Stored data
-.-.-

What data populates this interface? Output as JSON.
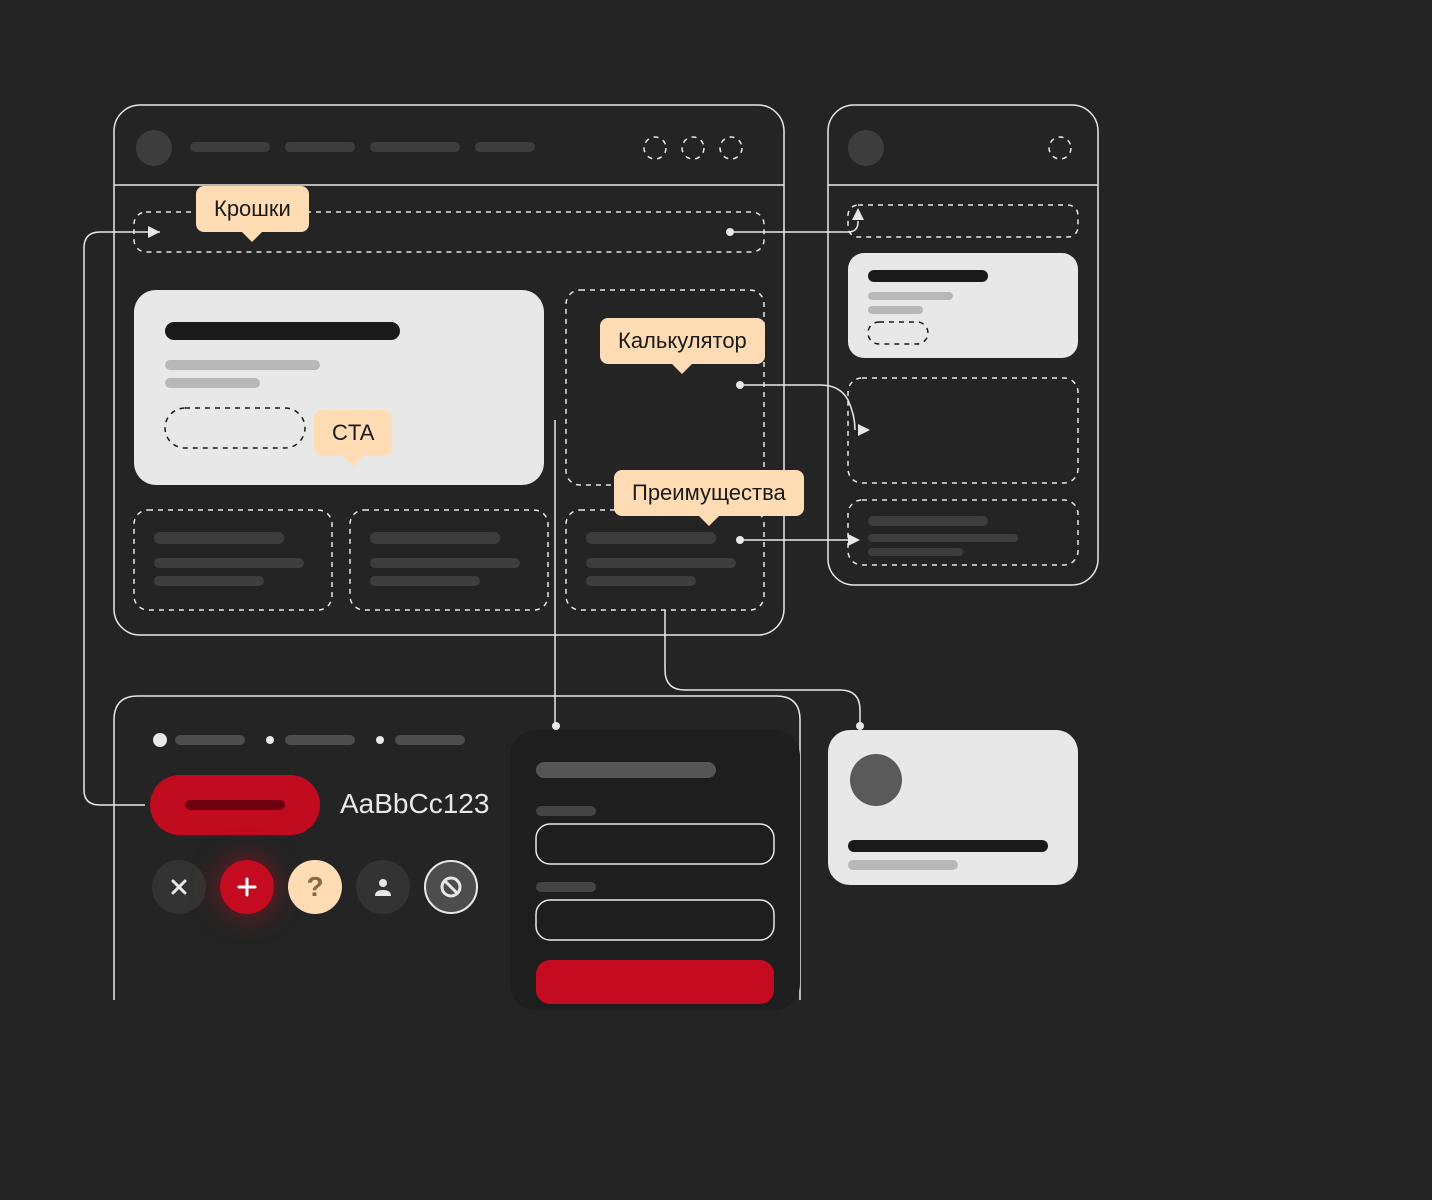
{
  "tooltips": {
    "breadcrumbs": "Крошки",
    "cta": "CTA",
    "calculator": "Калькулятор",
    "benefits": "Преимущества"
  },
  "typography_sample": "AaBbCc123",
  "icons": {
    "close": "close-icon",
    "add": "plus-icon",
    "help": "question-icon",
    "user": "user-icon",
    "ban": "ban-icon"
  },
  "colors": {
    "bg": "#242424",
    "tooltip_bg": "#ffdcb3",
    "accent_red": "#c40b1f",
    "stroke": "#e8e8e8"
  }
}
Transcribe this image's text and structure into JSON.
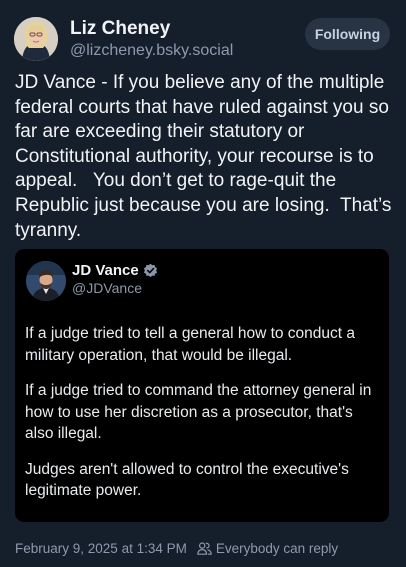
{
  "author": {
    "name": "Liz Cheney",
    "handle": "@lizcheney.bsky.social",
    "avatar_icon": "profile-photo"
  },
  "follow_button": {
    "label": "Following"
  },
  "post": {
    "text": "JD Vance - If you believe any of the multiple federal courts that have ruled against you so far are exceeding their statutory or Constitutional authority, your recourse is to appeal.   You don’t get to rage-quit the Republic just because you are losing.  That’s tyranny."
  },
  "quoted_post": {
    "author_name": "JD Vance",
    "author_handle": "@JDVance",
    "verified_icon": "verified-badge-icon",
    "paragraphs": [
      "If a judge tried to tell a general how to conduct a military operation, that would be illegal.",
      "If a judge tried to command the attorney general in how to use her discretion as a prosecutor, that's also illegal.",
      "Judges aren't allowed to control the executive's legitimate power."
    ]
  },
  "meta": {
    "timestamp": "February 9, 2025 at 1:34 PM",
    "reply_setting": "Everybody can reply",
    "reply_icon": "people-icon"
  },
  "colors": {
    "background": "#151e2b",
    "quote_background": "#000000",
    "secondary_text": "#8d9aab",
    "verified": "#1d9bf0"
  }
}
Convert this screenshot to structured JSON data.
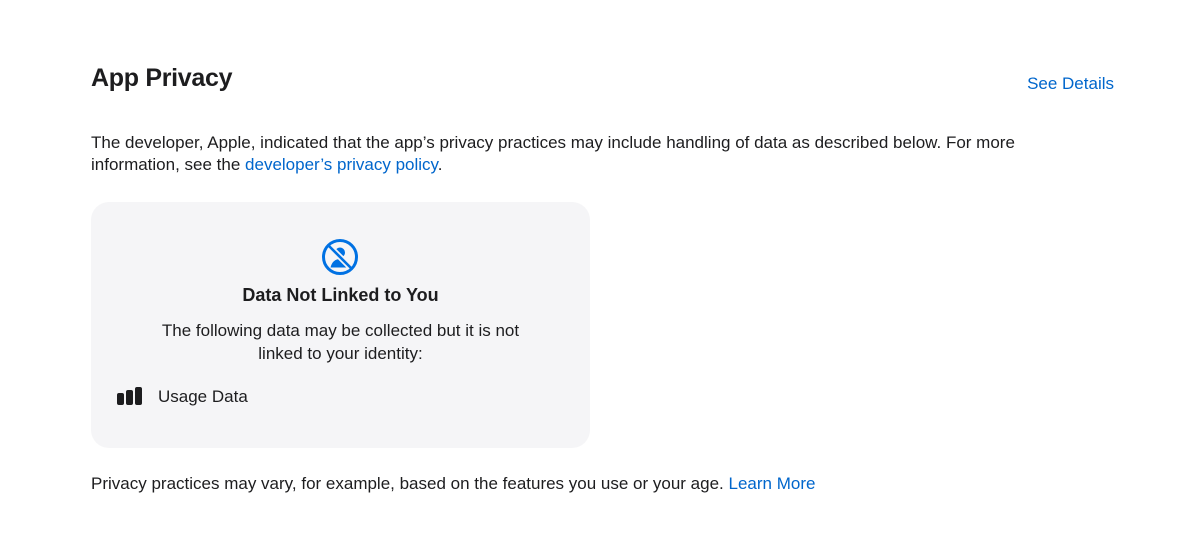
{
  "section": {
    "title": "App Privacy",
    "see_details": "See Details"
  },
  "intro": {
    "text": "The developer, Apple, indicated that the app’s privacy practices may include handling of data as described below. For more information, see the ",
    "link": "developer’s privacy policy",
    "trailing": "."
  },
  "card": {
    "icon": "person-crossed-icon",
    "title": "Data Not Linked to You",
    "description": "The following data may be collected but it is not linked to your identity:",
    "items": [
      {
        "icon": "usage-data-icon",
        "label": "Usage Data"
      }
    ]
  },
  "footer": {
    "text": "Privacy practices may vary, for example, based on the features you use or your age. ",
    "link": "Learn More"
  },
  "colors": {
    "link": "#0066cc",
    "text": "#1d1d1f",
    "card_bg": "#f5f5f7",
    "icon_accent": "#0071e3"
  }
}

-.-.-

Given instruction: Work out how many lines above have the string "developer" in them, and give only the number.

Answer to this task: 2